Records
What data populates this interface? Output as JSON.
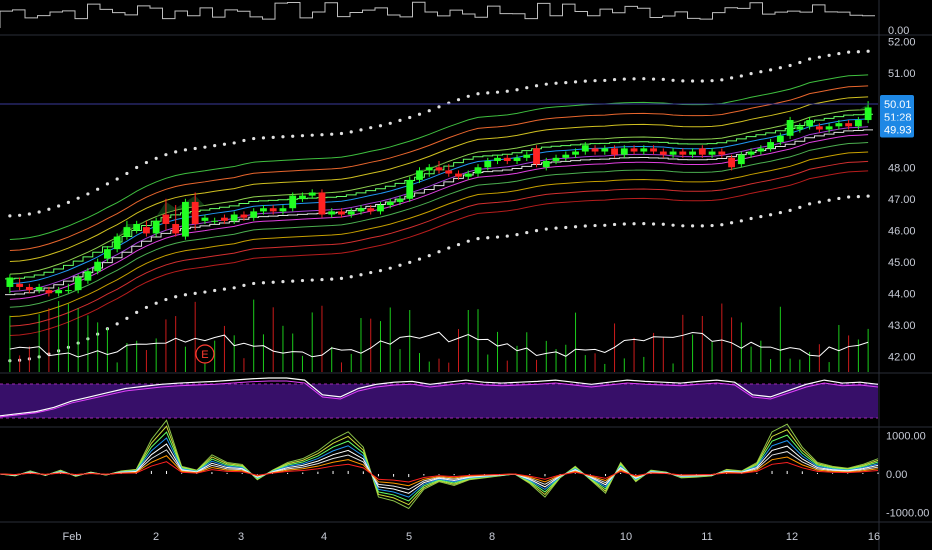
{
  "colors": {
    "background": "#000000",
    "up": "#22ff22",
    "down": "#ff2222",
    "price_line": "#3a3a9a",
    "axis_text": "#c7cbd6",
    "label_bg": "#1e88e5"
  },
  "chart_data": [
    {
      "type": "line",
      "panel": "top volume",
      "ylabels": [
        "0.00"
      ]
    },
    {
      "type": "candlestick",
      "panel": "main price",
      "ylim": [
        41.5,
        52.2
      ],
      "yticks": [
        {
          "label": "52.00",
          "v": 52
        },
        {
          "label": "51.00",
          "v": 51
        },
        {
          "label": "48.00",
          "v": 48
        },
        {
          "label": "47.00",
          "v": 47
        },
        {
          "label": "46.00",
          "v": 46
        },
        {
          "label": "45.00",
          "v": 45
        },
        {
          "label": "44.00",
          "v": 44
        },
        {
          "label": "43.00",
          "v": 43
        },
        {
          "label": "42.00",
          "v": 42
        }
      ],
      "price_labels": [
        {
          "label": "50.01",
          "v": 50.01
        },
        {
          "label": "51:28",
          "v": 49.6
        },
        {
          "label": "49.93",
          "v": 49.2
        }
      ],
      "candles": [
        {
          "o": 44.2,
          "h": 44.6,
          "c": 44.5,
          "l": 44.0
        },
        {
          "o": 44.3,
          "h": 44.5,
          "c": 44.2,
          "l": 44.1
        },
        {
          "o": 44.2,
          "h": 44.3,
          "c": 44.1,
          "l": 44.0
        },
        {
          "o": 44.1,
          "h": 44.3,
          "c": 44.2,
          "l": 44.0
        },
        {
          "o": 44.1,
          "h": 44.2,
          "c": 44.0,
          "l": 43.9
        },
        {
          "o": 44.0,
          "h": 44.2,
          "c": 44.1,
          "l": 43.9
        },
        {
          "o": 44.1,
          "h": 44.3,
          "c": 44.1,
          "l": 44.0
        },
        {
          "o": 44.1,
          "h": 44.6,
          "c": 44.5,
          "l": 44.0
        },
        {
          "o": 44.4,
          "h": 44.8,
          "c": 44.7,
          "l": 44.3
        },
        {
          "o": 44.7,
          "h": 45.1,
          "c": 45.0,
          "l": 44.6
        },
        {
          "o": 45.1,
          "h": 45.5,
          "c": 45.4,
          "l": 45.0
        },
        {
          "o": 45.4,
          "h": 45.9,
          "c": 45.8,
          "l": 45.3
        },
        {
          "o": 45.8,
          "h": 46.3,
          "c": 46.1,
          "l": 45.7
        },
        {
          "o": 46.0,
          "h": 46.3,
          "c": 46.2,
          "l": 45.9
        },
        {
          "o": 46.1,
          "h": 46.3,
          "c": 45.9,
          "l": 45.8
        },
        {
          "o": 45.9,
          "h": 46.4,
          "c": 46.3,
          "l": 45.8
        },
        {
          "o": 46.5,
          "h": 47.0,
          "c": 46.2,
          "l": 46.0
        },
        {
          "o": 46.2,
          "h": 46.8,
          "c": 45.9,
          "l": 45.8
        },
        {
          "o": 45.8,
          "h": 47.0,
          "c": 46.9,
          "l": 45.7
        },
        {
          "o": 46.9,
          "h": 47.2,
          "c": 46.2,
          "l": 46.0
        },
        {
          "o": 46.3,
          "h": 46.5,
          "c": 46.4,
          "l": 46.2
        },
        {
          "o": 46.3,
          "h": 46.4,
          "c": 46.3,
          "l": 46.2
        },
        {
          "o": 46.4,
          "h": 46.5,
          "c": 46.3,
          "l": 46.2
        },
        {
          "o": 46.3,
          "h": 46.6,
          "c": 46.5,
          "l": 46.2
        },
        {
          "o": 46.5,
          "h": 46.6,
          "c": 46.4,
          "l": 46.3
        },
        {
          "o": 46.4,
          "h": 46.7,
          "c": 46.6,
          "l": 46.3
        },
        {
          "o": 46.6,
          "h": 46.8,
          "c": 46.7,
          "l": 46.5
        },
        {
          "o": 46.7,
          "h": 46.8,
          "c": 46.6,
          "l": 46.5
        },
        {
          "o": 46.6,
          "h": 46.8,
          "c": 46.7,
          "l": 46.5
        },
        {
          "o": 46.7,
          "h": 47.2,
          "c": 47.1,
          "l": 46.6
        },
        {
          "o": 47.0,
          "h": 47.2,
          "c": 47.1,
          "l": 46.9
        },
        {
          "o": 47.1,
          "h": 47.3,
          "c": 47.2,
          "l": 47.0
        },
        {
          "o": 47.2,
          "h": 47.3,
          "c": 46.5,
          "l": 46.4
        },
        {
          "o": 46.5,
          "h": 46.7,
          "c": 46.6,
          "l": 46.4
        },
        {
          "o": 46.6,
          "h": 46.7,
          "c": 46.5,
          "l": 46.4
        },
        {
          "o": 46.5,
          "h": 46.7,
          "c": 46.6,
          "l": 46.4
        },
        {
          "o": 46.6,
          "h": 46.8,
          "c": 46.7,
          "l": 46.5
        },
        {
          "o": 46.7,
          "h": 46.8,
          "c": 46.6,
          "l": 46.5
        },
        {
          "o": 46.6,
          "h": 46.9,
          "c": 46.8,
          "l": 46.5
        },
        {
          "o": 46.8,
          "h": 47.0,
          "c": 46.9,
          "l": 46.7
        },
        {
          "o": 46.9,
          "h": 47.1,
          "c": 47.0,
          "l": 46.8
        },
        {
          "o": 47.0,
          "h": 47.7,
          "c": 47.6,
          "l": 46.9
        },
        {
          "o": 47.6,
          "h": 48.0,
          "c": 47.9,
          "l": 47.5
        },
        {
          "o": 47.9,
          "h": 48.1,
          "c": 48.0,
          "l": 47.7
        },
        {
          "o": 48.0,
          "h": 48.2,
          "c": 47.9,
          "l": 47.8
        },
        {
          "o": 47.9,
          "h": 48.1,
          "c": 47.8,
          "l": 47.7
        },
        {
          "o": 47.8,
          "h": 47.9,
          "c": 47.7,
          "l": 47.6
        },
        {
          "o": 47.7,
          "h": 47.9,
          "c": 47.8,
          "l": 47.6
        },
        {
          "o": 47.8,
          "h": 48.1,
          "c": 48.0,
          "l": 47.7
        },
        {
          "o": 48.0,
          "h": 48.3,
          "c": 48.2,
          "l": 47.9
        },
        {
          "o": 48.2,
          "h": 48.4,
          "c": 48.3,
          "l": 48.1
        },
        {
          "o": 48.3,
          "h": 48.4,
          "c": 48.2,
          "l": 48.1
        },
        {
          "o": 48.2,
          "h": 48.4,
          "c": 48.3,
          "l": 48.1
        },
        {
          "o": 48.3,
          "h": 48.5,
          "c": 48.4,
          "l": 48.2
        },
        {
          "o": 48.6,
          "h": 48.7,
          "c": 48.1,
          "l": 48.0
        },
        {
          "o": 48.0,
          "h": 48.3,
          "c": 48.2,
          "l": 47.9
        },
        {
          "o": 48.2,
          "h": 48.4,
          "c": 48.3,
          "l": 48.1
        },
        {
          "o": 48.3,
          "h": 48.5,
          "c": 48.4,
          "l": 48.2
        },
        {
          "o": 48.4,
          "h": 48.6,
          "c": 48.5,
          "l": 48.3
        },
        {
          "o": 48.5,
          "h": 48.8,
          "c": 48.7,
          "l": 48.4
        },
        {
          "o": 48.6,
          "h": 48.7,
          "c": 48.5,
          "l": 48.4
        },
        {
          "o": 48.5,
          "h": 48.7,
          "c": 48.6,
          "l": 48.4
        },
        {
          "o": 48.6,
          "h": 48.7,
          "c": 48.4,
          "l": 48.3
        },
        {
          "o": 48.4,
          "h": 48.7,
          "c": 48.6,
          "l": 48.3
        },
        {
          "o": 48.6,
          "h": 48.7,
          "c": 48.5,
          "l": 48.4
        },
        {
          "o": 48.5,
          "h": 48.7,
          "c": 48.6,
          "l": 48.4
        },
        {
          "o": 48.6,
          "h": 48.7,
          "c": 48.5,
          "l": 48.4
        },
        {
          "o": 48.5,
          "h": 48.6,
          "c": 48.4,
          "l": 48.3
        },
        {
          "o": 48.4,
          "h": 48.6,
          "c": 48.5,
          "l": 48.3
        },
        {
          "o": 48.5,
          "h": 48.6,
          "c": 48.4,
          "l": 48.3
        },
        {
          "o": 48.4,
          "h": 48.6,
          "c": 48.5,
          "l": 48.3
        },
        {
          "o": 48.6,
          "h": 48.7,
          "c": 48.4,
          "l": 48.3
        },
        {
          "o": 48.4,
          "h": 48.6,
          "c": 48.5,
          "l": 48.3
        },
        {
          "o": 48.5,
          "h": 48.6,
          "c": 48.4,
          "l": 48.3
        },
        {
          "o": 48.3,
          "h": 48.4,
          "c": 48.0,
          "l": 47.9
        },
        {
          "o": 48.1,
          "h": 48.5,
          "c": 48.4,
          "l": 48.0
        },
        {
          "o": 48.4,
          "h": 48.6,
          "c": 48.5,
          "l": 48.3
        },
        {
          "o": 48.5,
          "h": 48.7,
          "c": 48.6,
          "l": 48.4
        },
        {
          "o": 48.6,
          "h": 48.9,
          "c": 48.8,
          "l": 48.5
        },
        {
          "o": 48.8,
          "h": 49.1,
          "c": 49.0,
          "l": 48.7
        },
        {
          "o": 49.0,
          "h": 49.6,
          "c": 49.5,
          "l": 48.9
        },
        {
          "o": 49.2,
          "h": 49.4,
          "c": 49.3,
          "l": 49.1
        },
        {
          "o": 49.3,
          "h": 49.6,
          "c": 49.5,
          "l": 49.2
        },
        {
          "o": 49.3,
          "h": 49.4,
          "c": 49.2,
          "l": 49.1
        },
        {
          "o": 49.2,
          "h": 49.4,
          "c": 49.3,
          "l": 49.1
        },
        {
          "o": 49.3,
          "h": 49.5,
          "c": 49.4,
          "l": 49.2
        },
        {
          "o": 49.4,
          "h": 49.5,
          "c": 49.3,
          "l": 49.2
        },
        {
          "o": 49.3,
          "h": 49.6,
          "c": 49.5,
          "l": 49.2
        },
        {
          "o": 49.5,
          "h": 50.1,
          "c": 49.9,
          "l": 49.4
        }
      ]
    },
    {
      "type": "area",
      "panel": "oscillator",
      "values": [
        0.1,
        0.15,
        0.2,
        0.3,
        0.45,
        0.55,
        0.65,
        0.75,
        0.8,
        0.85,
        0.88,
        0.9,
        0.92,
        0.95,
        0.98,
        1.0,
        1.0,
        0.95,
        0.6,
        0.55,
        0.75,
        0.85,
        0.9,
        0.92,
        0.85,
        0.9,
        0.95,
        0.9,
        0.88,
        0.9,
        0.92,
        0.95,
        0.9,
        0.85,
        0.9,
        0.95,
        0.92,
        0.9,
        0.88,
        0.92,
        0.95,
        0.9,
        0.6,
        0.55,
        0.7,
        0.85,
        0.95,
        0.88,
        0.9,
        0.85
      ]
    },
    {
      "type": "line",
      "panel": "bottom oscillator",
      "ylim": [
        -1200,
        1200
      ],
      "yticks": [
        {
          "label": "1000.00",
          "v": 1000
        },
        {
          "label": "0.00",
          "v": 0
        },
        {
          "label": "-1000.00",
          "v": -1000
        }
      ],
      "values": [
        0,
        -50,
        80,
        -40,
        100,
        -60,
        50,
        -30,
        80,
        120,
        900,
        1400,
        200,
        100,
        500,
        300,
        250,
        -150,
        100,
        300,
        400,
        600,
        900,
        1100,
        700,
        -600,
        -700,
        -900,
        -400,
        -200,
        -300,
        -150,
        -100,
        -50,
        0,
        -250,
        -600,
        -100,
        200,
        -150,
        -500,
        300,
        -200,
        100,
        50,
        -100,
        -80,
        -50,
        120,
        80,
        300,
        1100,
        1300,
        700,
        300,
        200,
        150,
        250,
        400
      ]
    },
    {
      "type": "axis",
      "panel": "x-axis",
      "xticks": [
        "Feb",
        "2",
        "3",
        "4",
        "5",
        "8",
        "10",
        "11",
        "12",
        "16"
      ]
    }
  ],
  "annotations": {
    "event_marker": "E"
  }
}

## Problem description
From the entries above, copy every line containing the word "type".

## Completed task
      "type": "line",
      "type": "candlestick",
      "type": "area",
      "type": "line",
      "type": "axis",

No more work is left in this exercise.